*Stated goal*:
Below are records; count the lines in them that hold "name" and give only the count.

*Material for this task*:

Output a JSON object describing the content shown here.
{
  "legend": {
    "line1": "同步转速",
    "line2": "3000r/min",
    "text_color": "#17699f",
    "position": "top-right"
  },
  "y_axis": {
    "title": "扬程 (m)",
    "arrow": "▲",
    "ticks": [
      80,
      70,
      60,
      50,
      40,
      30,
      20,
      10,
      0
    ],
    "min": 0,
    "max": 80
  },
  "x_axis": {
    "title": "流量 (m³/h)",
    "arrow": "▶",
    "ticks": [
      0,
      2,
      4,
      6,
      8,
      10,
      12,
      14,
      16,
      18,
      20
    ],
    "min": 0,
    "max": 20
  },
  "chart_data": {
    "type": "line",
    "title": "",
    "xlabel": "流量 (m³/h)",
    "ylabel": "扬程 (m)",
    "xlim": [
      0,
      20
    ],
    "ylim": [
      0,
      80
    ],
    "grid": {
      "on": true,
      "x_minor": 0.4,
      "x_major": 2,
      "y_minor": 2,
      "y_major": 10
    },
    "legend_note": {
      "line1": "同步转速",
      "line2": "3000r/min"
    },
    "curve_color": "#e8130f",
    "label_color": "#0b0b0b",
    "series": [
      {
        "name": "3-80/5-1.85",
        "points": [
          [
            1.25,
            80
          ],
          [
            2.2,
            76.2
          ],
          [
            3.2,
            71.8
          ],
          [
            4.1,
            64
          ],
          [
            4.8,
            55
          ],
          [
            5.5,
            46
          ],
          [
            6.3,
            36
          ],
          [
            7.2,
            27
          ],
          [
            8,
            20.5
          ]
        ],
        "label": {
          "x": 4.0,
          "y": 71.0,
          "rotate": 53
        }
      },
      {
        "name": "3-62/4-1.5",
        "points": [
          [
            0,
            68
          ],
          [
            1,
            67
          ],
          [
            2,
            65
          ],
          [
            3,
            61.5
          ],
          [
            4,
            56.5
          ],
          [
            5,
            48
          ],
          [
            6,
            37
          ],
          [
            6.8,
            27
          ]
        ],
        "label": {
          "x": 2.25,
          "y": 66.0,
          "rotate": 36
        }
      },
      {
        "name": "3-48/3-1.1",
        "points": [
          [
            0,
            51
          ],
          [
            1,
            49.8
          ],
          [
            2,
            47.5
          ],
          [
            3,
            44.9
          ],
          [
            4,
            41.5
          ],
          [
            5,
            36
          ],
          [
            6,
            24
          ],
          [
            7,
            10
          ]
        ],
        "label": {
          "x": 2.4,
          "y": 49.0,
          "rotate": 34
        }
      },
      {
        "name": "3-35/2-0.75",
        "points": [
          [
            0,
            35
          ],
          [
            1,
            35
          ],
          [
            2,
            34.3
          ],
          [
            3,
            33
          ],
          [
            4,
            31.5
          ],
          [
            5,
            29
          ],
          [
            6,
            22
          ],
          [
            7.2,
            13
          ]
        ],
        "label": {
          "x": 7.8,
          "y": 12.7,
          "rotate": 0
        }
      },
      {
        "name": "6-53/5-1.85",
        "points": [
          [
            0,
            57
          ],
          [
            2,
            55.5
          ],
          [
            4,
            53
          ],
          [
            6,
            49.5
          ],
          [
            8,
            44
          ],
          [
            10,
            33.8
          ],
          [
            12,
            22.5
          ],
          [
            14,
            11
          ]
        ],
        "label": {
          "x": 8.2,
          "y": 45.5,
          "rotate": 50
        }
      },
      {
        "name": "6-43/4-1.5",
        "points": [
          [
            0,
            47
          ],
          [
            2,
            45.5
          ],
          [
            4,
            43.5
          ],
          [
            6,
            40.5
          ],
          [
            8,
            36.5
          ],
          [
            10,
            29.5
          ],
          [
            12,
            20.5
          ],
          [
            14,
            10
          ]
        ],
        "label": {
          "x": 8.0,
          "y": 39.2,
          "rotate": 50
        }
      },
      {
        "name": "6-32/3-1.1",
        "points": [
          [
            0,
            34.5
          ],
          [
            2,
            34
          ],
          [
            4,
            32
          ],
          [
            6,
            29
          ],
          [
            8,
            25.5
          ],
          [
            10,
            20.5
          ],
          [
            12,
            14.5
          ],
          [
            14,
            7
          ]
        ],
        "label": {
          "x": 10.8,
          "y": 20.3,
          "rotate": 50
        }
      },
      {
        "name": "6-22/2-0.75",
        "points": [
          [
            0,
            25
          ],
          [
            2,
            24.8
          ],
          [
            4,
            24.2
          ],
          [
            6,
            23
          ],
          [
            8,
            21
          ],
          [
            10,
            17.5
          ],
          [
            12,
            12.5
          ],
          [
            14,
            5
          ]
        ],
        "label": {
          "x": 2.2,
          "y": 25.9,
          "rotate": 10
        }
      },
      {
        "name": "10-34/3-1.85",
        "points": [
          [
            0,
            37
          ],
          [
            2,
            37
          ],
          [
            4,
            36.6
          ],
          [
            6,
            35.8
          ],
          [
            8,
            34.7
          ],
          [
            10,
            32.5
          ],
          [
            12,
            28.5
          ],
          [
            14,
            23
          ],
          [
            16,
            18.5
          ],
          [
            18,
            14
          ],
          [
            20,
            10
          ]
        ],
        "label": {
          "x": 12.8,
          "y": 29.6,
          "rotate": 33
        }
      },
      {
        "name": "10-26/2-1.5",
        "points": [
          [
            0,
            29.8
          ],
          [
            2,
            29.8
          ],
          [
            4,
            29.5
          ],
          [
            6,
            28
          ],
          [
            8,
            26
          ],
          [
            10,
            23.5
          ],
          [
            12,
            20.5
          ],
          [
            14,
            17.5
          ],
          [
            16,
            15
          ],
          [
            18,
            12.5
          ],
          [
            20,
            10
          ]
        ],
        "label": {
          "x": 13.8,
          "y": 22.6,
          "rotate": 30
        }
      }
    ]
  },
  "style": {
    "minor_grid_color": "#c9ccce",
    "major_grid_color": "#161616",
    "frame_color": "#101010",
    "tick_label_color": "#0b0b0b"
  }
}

*Written solution*:
10